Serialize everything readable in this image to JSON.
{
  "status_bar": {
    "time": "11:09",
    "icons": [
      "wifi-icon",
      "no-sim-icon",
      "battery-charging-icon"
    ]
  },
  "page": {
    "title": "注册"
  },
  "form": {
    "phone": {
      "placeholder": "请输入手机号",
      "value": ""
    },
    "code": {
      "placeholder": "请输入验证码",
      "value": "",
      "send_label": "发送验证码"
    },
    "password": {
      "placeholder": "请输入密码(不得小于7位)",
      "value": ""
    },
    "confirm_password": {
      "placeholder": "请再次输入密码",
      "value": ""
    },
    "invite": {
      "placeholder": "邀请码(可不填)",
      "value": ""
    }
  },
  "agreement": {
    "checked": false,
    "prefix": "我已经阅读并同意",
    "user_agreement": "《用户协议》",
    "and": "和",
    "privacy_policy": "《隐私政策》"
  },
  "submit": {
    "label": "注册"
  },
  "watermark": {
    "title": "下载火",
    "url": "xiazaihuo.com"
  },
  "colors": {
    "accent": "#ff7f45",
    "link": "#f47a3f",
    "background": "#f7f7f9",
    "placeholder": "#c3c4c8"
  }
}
**********
Work to complete: Exactly as shown above, return every record.

Result of the task:
Serialize everything readable in this image to JSON.
{
  "status_bar": {
    "time": "11:09",
    "icons": [
      "wifi-icon",
      "no-sim-icon",
      "battery-charging-icon"
    ]
  },
  "page": {
    "title": "注册"
  },
  "form": {
    "phone": {
      "placeholder": "请输入手机号",
      "value": ""
    },
    "code": {
      "placeholder": "请输入验证码",
      "value": "",
      "send_label": "发送验证码"
    },
    "password": {
      "placeholder": "请输入密码(不得小于7位)",
      "value": ""
    },
    "confirm_password": {
      "placeholder": "请再次输入密码",
      "value": ""
    },
    "invite": {
      "placeholder": "邀请码(可不填)",
      "value": ""
    }
  },
  "agreement": {
    "checked": false,
    "prefix": "我已经阅读并同意",
    "user_agreement": "《用户协议》",
    "and": "和",
    "privacy_policy": "《隐私政策》"
  },
  "submit": {
    "label": "注册"
  },
  "watermark": {
    "title": "下载火",
    "url": "xiazaihuo.com"
  },
  "colors": {
    "accent": "#ff7f45",
    "link": "#f47a3f",
    "background": "#f7f7f9",
    "placeholder": "#c3c4c8"
  }
}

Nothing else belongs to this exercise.